* EXERCISE PROMPT *
Restate the complete material exactly.

* GIVEN RECORDS *
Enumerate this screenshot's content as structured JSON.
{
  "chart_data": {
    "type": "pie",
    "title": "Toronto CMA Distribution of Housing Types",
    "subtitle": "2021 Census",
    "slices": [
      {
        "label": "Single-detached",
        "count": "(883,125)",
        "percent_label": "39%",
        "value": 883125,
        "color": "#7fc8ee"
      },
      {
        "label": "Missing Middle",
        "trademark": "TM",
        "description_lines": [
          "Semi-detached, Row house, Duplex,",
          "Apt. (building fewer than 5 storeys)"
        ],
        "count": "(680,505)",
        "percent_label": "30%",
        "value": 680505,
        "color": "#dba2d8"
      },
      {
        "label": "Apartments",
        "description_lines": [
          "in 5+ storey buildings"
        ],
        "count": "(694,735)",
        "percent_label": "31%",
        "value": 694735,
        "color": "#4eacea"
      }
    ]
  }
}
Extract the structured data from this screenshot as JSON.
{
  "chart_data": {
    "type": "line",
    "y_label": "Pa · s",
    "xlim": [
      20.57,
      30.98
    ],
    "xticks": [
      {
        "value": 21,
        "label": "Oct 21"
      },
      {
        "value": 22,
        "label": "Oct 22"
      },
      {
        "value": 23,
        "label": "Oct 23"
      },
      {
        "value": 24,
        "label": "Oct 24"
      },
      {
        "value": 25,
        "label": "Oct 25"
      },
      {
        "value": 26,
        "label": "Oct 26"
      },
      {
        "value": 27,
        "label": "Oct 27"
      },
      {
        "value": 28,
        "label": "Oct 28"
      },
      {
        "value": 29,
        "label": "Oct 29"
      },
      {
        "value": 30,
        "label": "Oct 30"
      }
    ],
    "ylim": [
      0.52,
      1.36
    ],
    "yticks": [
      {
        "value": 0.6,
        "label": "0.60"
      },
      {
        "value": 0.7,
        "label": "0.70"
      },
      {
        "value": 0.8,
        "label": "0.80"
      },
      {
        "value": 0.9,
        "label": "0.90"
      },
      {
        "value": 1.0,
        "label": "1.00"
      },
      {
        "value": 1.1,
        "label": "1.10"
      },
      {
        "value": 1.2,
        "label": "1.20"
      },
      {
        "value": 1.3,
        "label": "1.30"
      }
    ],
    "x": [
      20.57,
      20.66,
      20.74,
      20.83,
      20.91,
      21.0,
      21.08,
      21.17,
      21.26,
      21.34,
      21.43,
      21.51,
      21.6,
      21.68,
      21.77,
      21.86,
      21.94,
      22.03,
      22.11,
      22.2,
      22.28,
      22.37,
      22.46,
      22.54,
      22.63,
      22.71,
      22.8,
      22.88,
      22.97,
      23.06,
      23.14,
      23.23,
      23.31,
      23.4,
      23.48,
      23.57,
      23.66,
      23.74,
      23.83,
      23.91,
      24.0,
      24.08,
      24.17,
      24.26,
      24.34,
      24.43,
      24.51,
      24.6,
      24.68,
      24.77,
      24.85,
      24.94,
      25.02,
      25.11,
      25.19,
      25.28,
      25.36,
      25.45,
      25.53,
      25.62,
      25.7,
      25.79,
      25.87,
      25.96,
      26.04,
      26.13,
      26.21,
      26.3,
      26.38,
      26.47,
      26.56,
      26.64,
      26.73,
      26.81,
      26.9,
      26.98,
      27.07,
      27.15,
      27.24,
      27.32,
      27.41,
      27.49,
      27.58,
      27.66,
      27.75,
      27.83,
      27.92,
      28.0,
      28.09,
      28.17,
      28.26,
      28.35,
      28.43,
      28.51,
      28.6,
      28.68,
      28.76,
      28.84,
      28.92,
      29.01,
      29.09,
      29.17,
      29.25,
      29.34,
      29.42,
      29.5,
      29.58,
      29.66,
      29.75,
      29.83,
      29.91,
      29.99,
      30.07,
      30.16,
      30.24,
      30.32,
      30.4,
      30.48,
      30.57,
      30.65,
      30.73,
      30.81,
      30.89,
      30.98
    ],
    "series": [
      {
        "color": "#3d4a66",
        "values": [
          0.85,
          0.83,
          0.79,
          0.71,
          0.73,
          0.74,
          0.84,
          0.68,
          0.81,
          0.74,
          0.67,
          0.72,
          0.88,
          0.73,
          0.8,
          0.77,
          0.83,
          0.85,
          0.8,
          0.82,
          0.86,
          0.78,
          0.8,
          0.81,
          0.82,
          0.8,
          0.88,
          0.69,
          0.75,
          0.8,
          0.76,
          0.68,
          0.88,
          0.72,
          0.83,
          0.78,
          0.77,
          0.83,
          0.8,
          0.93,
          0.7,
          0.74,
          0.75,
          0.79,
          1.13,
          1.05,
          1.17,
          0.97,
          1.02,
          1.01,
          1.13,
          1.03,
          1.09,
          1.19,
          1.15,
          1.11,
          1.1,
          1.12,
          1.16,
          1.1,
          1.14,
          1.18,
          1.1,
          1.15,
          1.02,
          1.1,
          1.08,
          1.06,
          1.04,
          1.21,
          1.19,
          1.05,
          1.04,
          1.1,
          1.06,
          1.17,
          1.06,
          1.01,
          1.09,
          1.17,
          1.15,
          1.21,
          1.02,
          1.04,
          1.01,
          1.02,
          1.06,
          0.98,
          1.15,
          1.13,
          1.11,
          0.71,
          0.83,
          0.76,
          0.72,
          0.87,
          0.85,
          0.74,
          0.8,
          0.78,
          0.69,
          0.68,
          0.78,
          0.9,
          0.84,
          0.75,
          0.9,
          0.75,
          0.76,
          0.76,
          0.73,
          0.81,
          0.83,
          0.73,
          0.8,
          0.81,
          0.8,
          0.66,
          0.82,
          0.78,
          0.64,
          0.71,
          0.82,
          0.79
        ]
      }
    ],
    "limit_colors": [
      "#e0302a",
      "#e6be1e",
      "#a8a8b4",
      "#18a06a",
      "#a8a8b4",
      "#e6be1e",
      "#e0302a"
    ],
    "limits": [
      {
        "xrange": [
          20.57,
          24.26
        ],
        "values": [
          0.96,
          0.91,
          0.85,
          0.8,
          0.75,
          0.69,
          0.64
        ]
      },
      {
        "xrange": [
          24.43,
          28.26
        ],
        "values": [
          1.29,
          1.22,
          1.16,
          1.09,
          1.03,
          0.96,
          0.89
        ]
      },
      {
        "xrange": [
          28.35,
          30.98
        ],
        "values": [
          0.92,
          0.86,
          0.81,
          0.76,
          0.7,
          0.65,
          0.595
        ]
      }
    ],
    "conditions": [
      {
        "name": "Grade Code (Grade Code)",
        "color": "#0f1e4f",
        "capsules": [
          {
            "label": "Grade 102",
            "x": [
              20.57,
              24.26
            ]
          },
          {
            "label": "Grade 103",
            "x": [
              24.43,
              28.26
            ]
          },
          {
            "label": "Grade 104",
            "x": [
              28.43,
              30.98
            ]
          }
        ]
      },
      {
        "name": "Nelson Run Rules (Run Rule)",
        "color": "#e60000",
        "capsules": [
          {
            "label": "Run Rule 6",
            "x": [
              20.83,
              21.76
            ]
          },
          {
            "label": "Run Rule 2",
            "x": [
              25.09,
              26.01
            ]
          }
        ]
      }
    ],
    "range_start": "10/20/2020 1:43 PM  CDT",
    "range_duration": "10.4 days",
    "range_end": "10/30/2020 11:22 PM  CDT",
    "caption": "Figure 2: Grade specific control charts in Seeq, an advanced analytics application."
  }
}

* WORKED SOLUTION *
Enumerate this screenshot's content as structured JSON.
{
  "chart_data": {
    "type": "pie",
    "title": "Toronto CMA Distribution of Housing Types",
    "subtitle": "2021 Census",
    "slices": [
      {
        "label": "Single-detached",
        "count": "(883,125)",
        "percent_label": "39%",
        "value": 883125,
        "color": "#7fc8ee"
      },
      {
        "label": "Missing Middle",
        "trademark": "TM",
        "description_lines": [
          "Semi-detached, Row house, Duplex,",
          "Apt. (building fewer than 5 storeys)"
        ],
        "count": "(680,505)",
        "percent_label": "30%",
        "value": 680505,
        "color": "#dba2d8"
      },
      {
        "label": "Apartments",
        "description_lines": [
          "in 5+ storey buildings"
        ],
        "count": "(694,735)",
        "percent_label": "31%",
        "value": 694735,
        "color": "#4eacea"
      }
    ]
  }
}
Extract the structured data from this screenshot as JSON.
{
  "chart_data": {
    "type": "line",
    "y_label": "Pa · s",
    "xlim": [
      20.57,
      30.98
    ],
    "xticks": [
      {
        "value": 21,
        "label": "Oct 21"
      },
      {
        "value": 22,
        "label": "Oct 22"
      },
      {
        "value": 23,
        "label": "Oct 23"
      },
      {
        "value": 24,
        "label": "Oct 24"
      },
      {
        "value": 25,
        "label": "Oct 25"
      },
      {
        "value": 26,
        "label": "Oct 26"
      },
      {
        "value": 27,
        "label": "Oct 27"
      },
      {
        "value": 28,
        "label": "Oct 28"
      },
      {
        "value": 29,
        "label": "Oct 29"
      },
      {
        "value": 30,
        "label": "Oct 30"
      }
    ],
    "ylim": [
      0.52,
      1.36
    ],
    "yticks": [
      {
        "value": 0.6,
        "label": "0.60"
      },
      {
        "value": 0.7,
        "label": "0.70"
      },
      {
        "value": 0.8,
        "label": "0.80"
      },
      {
        "value": 0.9,
        "label": "0.90"
      },
      {
        "value": 1.0,
        "label": "1.00"
      },
      {
        "value": 1.1,
        "label": "1.10"
      },
      {
        "value": 1.2,
        "label": "1.20"
      },
      {
        "value": 1.3,
        "label": "1.30"
      }
    ],
    "x": [
      20.57,
      20.66,
      20.74,
      20.83,
      20.91,
      21.0,
      21.08,
      21.17,
      21.26,
      21.34,
      21.43,
      21.51,
      21.6,
      21.68,
      21.77,
      21.86,
      21.94,
      22.03,
      22.11,
      22.2,
      22.28,
      22.37,
      22.46,
      22.54,
      22.63,
      22.71,
      22.8,
      22.88,
      22.97,
      23.06,
      23.14,
      23.23,
      23.31,
      23.4,
      23.48,
      23.57,
      23.66,
      23.74,
      23.83,
      23.91,
      24.0,
      24.08,
      24.17,
      24.26,
      24.34,
      24.43,
      24.51,
      24.6,
      24.68,
      24.77,
      24.85,
      24.94,
      25.02,
      25.11,
      25.19,
      25.28,
      25.36,
      25.45,
      25.53,
      25.62,
      25.7,
      25.79,
      25.87,
      25.96,
      26.04,
      26.13,
      26.21,
      26.3,
      26.38,
      26.47,
      26.56,
      26.64,
      26.73,
      26.81,
      26.9,
      26.98,
      27.07,
      27.15,
      27.24,
      27.32,
      27.41,
      27.49,
      27.58,
      27.66,
      27.75,
      27.83,
      27.92,
      28.0,
      28.09,
      28.17,
      28.26,
      28.35,
      28.43,
      28.51,
      28.6,
      28.68,
      28.76,
      28.84,
      28.92,
      29.01,
      29.09,
      29.17,
      29.25,
      29.34,
      29.42,
      29.5,
      29.58,
      29.66,
      29.75,
      29.83,
      29.91,
      29.99,
      30.07,
      30.16,
      30.24,
      30.32,
      30.4,
      30.48,
      30.57,
      30.65,
      30.73,
      30.81,
      30.89,
      30.98
    ],
    "series": [
      {
        "color": "#3d4a66",
        "values": [
          0.85,
          0.83,
          0.79,
          0.71,
          0.73,
          0.74,
          0.84,
          0.68,
          0.81,
          0.74,
          0.67,
          0.72,
          0.88,
          0.73,
          0.8,
          0.77,
          0.83,
          0.85,
          0.8,
          0.82,
          0.86,
          0.78,
          0.8,
          0.81,
          0.82,
          0.8,
          0.88,
          0.69,
          0.75,
          0.8,
          0.76,
          0.68,
          0.88,
          0.72,
          0.83,
          0.78,
          0.77,
          0.83,
          0.8,
          0.93,
          0.7,
          0.74,
          0.75,
          0.79,
          1.13,
          1.05,
          1.17,
          0.97,
          1.02,
          1.01,
          1.13,
          1.03,
          1.09,
          1.19,
          1.15,
          1.11,
          1.1,
          1.12,
          1.16,
          1.1,
          1.14,
          1.18,
          1.1,
          1.15,
          1.02,
          1.1,
          1.08,
          1.06,
          1.04,
          1.21,
          1.19,
          1.05,
          1.04,
          1.1,
          1.06,
          1.17,
          1.06,
          1.01,
          1.09,
          1.17,
          1.15,
          1.21,
          1.02,
          1.04,
          1.01,
          1.02,
          1.06,
          0.98,
          1.15,
          1.13,
          1.11,
          0.71,
          0.83,
          0.76,
          0.72,
          0.87,
          0.85,
          0.74,
          0.8,
          0.78,
          0.69,
          0.68,
          0.78,
          0.9,
          0.84,
          0.75,
          0.9,
          0.75,
          0.76,
          0.76,
          0.73,
          0.81,
          0.83,
          0.73,
          0.8,
          0.81,
          0.8,
          0.66,
          0.82,
          0.78,
          0.64,
          0.71,
          0.82,
          0.79
        ]
      }
    ],
    "limit_colors": [
      "#e0302a",
      "#e6be1e",
      "#a8a8b4",
      "#18a06a",
      "#a8a8b4",
      "#e6be1e",
      "#e0302a"
    ],
    "limits": [
      {
        "xrange": [
          20.57,
          24.26
        ],
        "values": [
          0.96,
          0.91,
          0.85,
          0.8,
          0.75,
          0.69,
          0.64
        ]
      },
      {
        "xrange": [
          24.43,
          28.26
        ],
        "values": [
          1.29,
          1.22,
          1.16,
          1.09,
          1.03,
          0.96,
          0.89
        ]
      },
      {
        "xrange": [
          28.35,
          30.98
        ],
        "values": [
          0.92,
          0.86,
          0.81,
          0.76,
          0.7,
          0.65,
          0.595
        ]
      }
    ],
    "conditions": [
      {
        "name": "Grade Code (Grade Code)",
        "color": "#0f1e4f",
        "capsules": [
          {
            "label": "Grade 102",
            "x": [
              20.57,
              24.26
            ]
          },
          {
            "label": "Grade 103",
            "x": [
              24.43,
              28.26
            ]
          },
          {
            "label": "Grade 104",
            "x": [
              28.43,
              30.98
            ]
          }
        ]
      },
      {
        "name": "Nelson Run Rules (Run Rule)",
        "color": "#e60000",
        "capsules": [
          {
            "label": "Run Rule 6",
            "x": [
              20.83,
              21.76
            ]
          },
          {
            "label": "Run Rule 2",
            "x": [
              25.09,
              26.01
            ]
          }
        ]
      }
    ],
    "range_start": "10/20/2020 1:43 PM  CDT",
    "range_duration": "10.4 days",
    "range_end": "10/30/2020 11:22 PM  CDT",
    "caption": "Figure 2: Grade specific control charts in Seeq, an advanced analytics application."
  }
}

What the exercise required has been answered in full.